### Supplied material

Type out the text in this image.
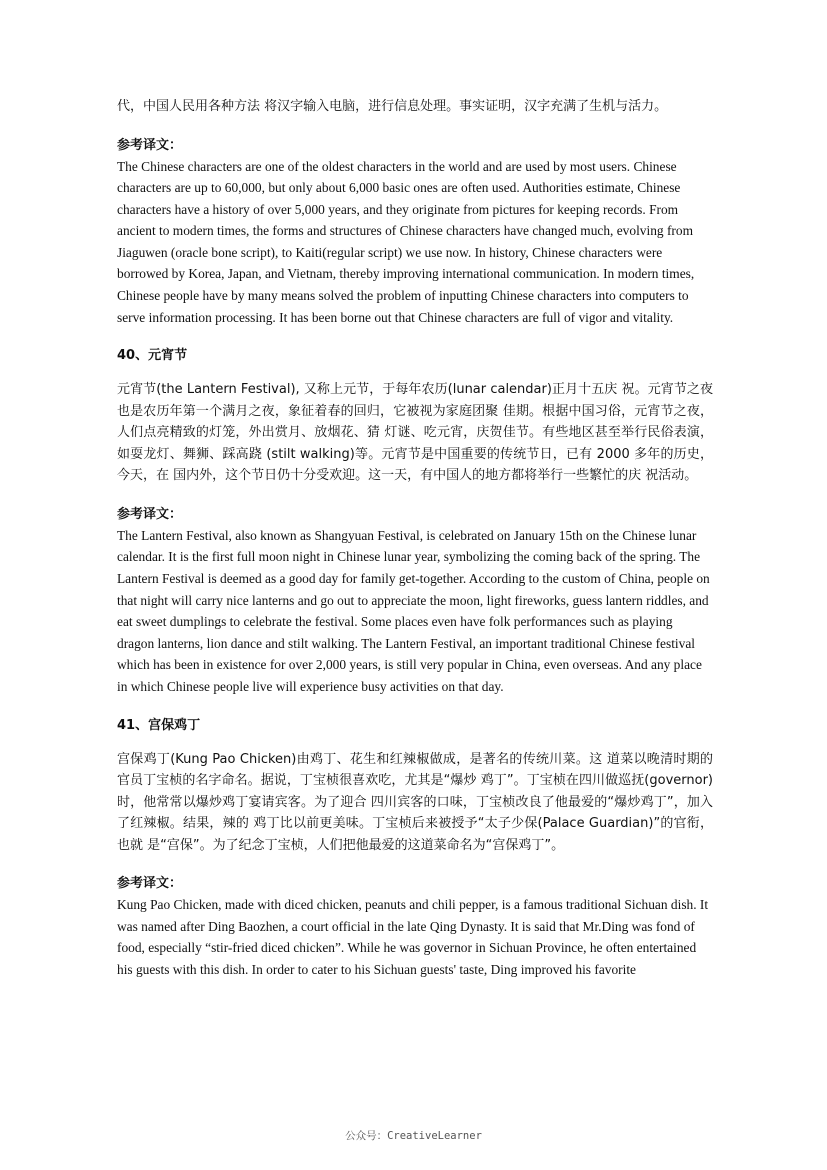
代，中国人民用各种方法 将汉字输入电脑，进行信息处理。事实证明，汉字充满了生机与活力。

参考译文：

The Chinese characters are one of the oldest characters in the world and are used by most users. Chinese characters are up to 60,000, but only about 6,000 basic ones are often used. Authorities estimate, Chinese characters have a history of over 5,000 years, and they originate from pictures for keeping records. From ancient to modern times, the forms and structures of Chinese characters have changed much, evolving from Jiaguwen (oracle bone script), to Kaiti(regular script) we use now. In history, Chinese characters were borrowed by Korea, Japan, and Vietnam, thereby improving international communication. In modern times, Chinese people have by many means solved the problem of inputting Chinese characters into computers to serve information processing. It has been borne out that Chinese characters are full of vigor and vitality.

40、元宵节

元宵节(the Lantern Festival), 又称上元节，于每年农历(lunar calendar)正月十五庆 祝。元宵节之夜也是农历年第一个满月之夜，象征着春的回归，它被视为家庭团聚 佳期。根据中国习俗，元宵节之夜，人们点亮精致的灯笼，外出赏月、放烟花、猜 灯谜、吃元宵，庆贺佳节。有些地区甚至举行民俗表演，如耍龙灯、舞狮、踩高跷 (stilt walking)等。元宵节是中国重要的传统节日，已有 2000 多年的历史，今天，在 国内外，这个节日仍十分受欢迎。这一天，有中国人的地方都将举行一些繁忙的庆 祝活动。

参考译文：

The Lantern Festival, also known as Shangyuan Festival, is celebrated on January 15th on the Chinese lunar calendar. It is the first full moon night in Chinese lunar year, symbolizing the coming back of the spring. The Lantern Festival is deemed as a good day for family get-together. According to the custom of China, people on that night will carry nice lanterns and go out to appreciate the moon, light fireworks, guess lantern riddles, and eat sweet dumplings to celebrate the festival. Some places even have folk performances such as playing dragon lanterns, lion dance and stilt walking. The Lantern Festival, an important traditional Chinese festival which has been in existence for over 2,000 years, is still very popular in China, even overseas. And any place in which Chinese people live will experience busy activities on that day.

41、宫保鸡丁

宫保鸡丁(Kung Pao Chicken)由鸡丁、花生和红辣椒做成，是著名的传统川菜。这 道菜以晚清时期的官员丁宝桢的名字命名。据说，丁宝桢很喜欢吃，尤其是“爆炒 鸡丁”。丁宝桢在四川做巡抚(governor)时，他常常以爆炒鸡丁宴请宾客。为了迎合 四川宾客的口味，丁宝桢改良了他最爱的“爆炒鸡丁”，加入了红辣椒。结果，辣的 鸡丁比以前更美味。丁宝桢后来被授予“太子少保(Palace Guardian)”的官衔，也就 是“宫保”。为了纪念丁宝桢，人们把他最爱的这道菜命名为“宫保鸡丁”。

参考译文：

Kung Pao Chicken, made with diced chicken, peanuts and chili pepper, is a famous traditional Sichuan dish. It was named after Ding Baozhen, a court official in the late Qing Dynasty. It is said that Mr.Ding was fond of food, especially “stir-fried diced chicken”. While he was governor in Sichuan Province, he often entertained his guests with this dish. In order to cater to his Sichuan guests' taste, Ding improved his favorite

公众号：CreativeLearner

### Aim
Return all of the data exactly as written, and drop the pictures.

### Written response
Type out the text in this image.
代，中国人民用各种方法 将汉字输入电脑，进行信息处理。事实证明，汉字充满了生机与活力。

参考译文：

The Chinese characters are one of the oldest characters in the world and are used by most users. Chinese characters are up to 60,000, but only about 6,000 basic ones are often used. Authorities estimate, Chinese characters have a history of over 5,000 years, and they originate from pictures for keeping records. From ancient to modern times, the forms and structures of Chinese characters have changed much, evolving from Jiaguwen (oracle bone script), to Kaiti(regular script) we use now. In history, Chinese characters were borrowed by Korea, Japan, and Vietnam, thereby improving international communication. In modern times, Chinese people have by many means solved the problem of inputting Chinese characters into computers to serve information processing. It has been borne out that Chinese characters are full of vigor and vitality.

40、元宵节

元宵节(the Lantern Festival), 又称上元节，于每年农历(lunar calendar)正月十五庆 祝。元宵节之夜也是农历年第一个满月之夜，象征着春的回归，它被视为家庭团聚 佳期。根据中国习俗，元宵节之夜，人们点亮精致的灯笼，外出赏月、放烟花、猜 灯谜、吃元宵，庆贺佳节。有些地区甚至举行民俗表演，如耍龙灯、舞狮、踩高跷 (stilt walking)等。元宵节是中国重要的传统节日，已有 2000 多年的历史，今天，在 国内外，这个节日仍十分受欢迎。这一天，有中国人的地方都将举行一些繁忙的庆 祝活动。

参考译文：

The Lantern Festival, also known as Shangyuan Festival, is celebrated on January 15th on the Chinese lunar calendar. It is the first full moon night in Chinese lunar year, symbolizing the coming back of the spring. The Lantern Festival is deemed as a good day for family get-together. According to the custom of China, people on that night will carry nice lanterns and go out to appreciate the moon, light fireworks, guess lantern riddles, and eat sweet dumplings to celebrate the festival. Some places even have folk performances such as playing dragon lanterns, lion dance and stilt walking. The Lantern Festival, an important traditional Chinese festival which has been in existence for over 2,000 years, is still very popular in China, even overseas. And any place in which Chinese people live will experience busy activities on that day.

41、宫保鸡丁

宫保鸡丁(Kung Pao Chicken)由鸡丁、花生和红辣椒做成，是著名的传统川菜。这 道菜以晚清时期的官员丁宝桢的名字命名。据说，丁宝桢很喜欢吃，尤其是“爆炒 鸡丁”。丁宝桢在四川做巡抚(governor)时，他常常以爆炒鸡丁宴请宾客。为了迎合 四川宾客的口味，丁宝桢改良了他最爱的“爆炒鸡丁”，加入了红辣椒。结果，辣的 鸡丁比以前更美味。丁宝桢后来被授予“太子少保(Palace Guardian)”的官衔，也就 是“宫保”。为了纪念丁宝桢，人们把他最爱的这道菜命名为“宫保鸡丁”。

参考译文：

Kung Pao Chicken, made with diced chicken, peanuts and chili pepper, is a famous traditional Sichuan dish. It was named after Ding Baozhen, a court official in the late Qing Dynasty. It is said that Mr.Ding was fond of food, especially “stir-fried diced chicken”. While he was governor in Sichuan Province, he often entertained his guests with this dish. In order to cater to his Sichuan guests' taste, Ding improved his favorite

公众号：CreativeLearner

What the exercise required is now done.